__STATED TASK__
Quote the listing in full, exactly as given, minus any pictures.

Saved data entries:
::::

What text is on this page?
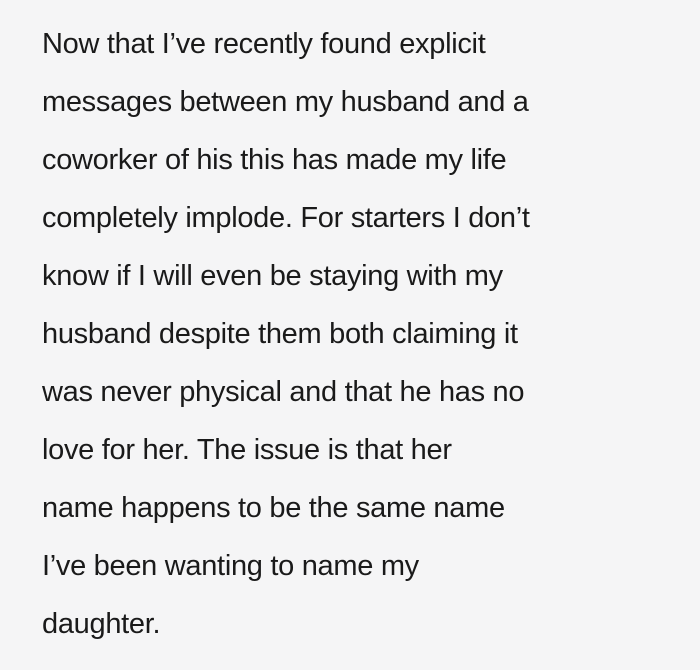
Now that I’ve recently found explicit
messages between my husband and a
coworker of his this has made my life
completely implode. For starters I don’t
know if I will even be staying with my
husband despite them both claiming it
was never physical and that he has no
love for her. The issue is that her
name happens to be the same name
I’ve been wanting to name my
daughter.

::::

__COMPLETE ANSWER__
What text is on this page?
Now that I’ve recently found explicit
messages between my husband and a
coworker of his this has made my life
completely implode. For starters I don’t
know if I will even be staying with my
husband despite them both claiming it
was never physical and that he has no
love for her. The issue is that her
name happens to be the same name
I’ve been wanting to name my
daughter.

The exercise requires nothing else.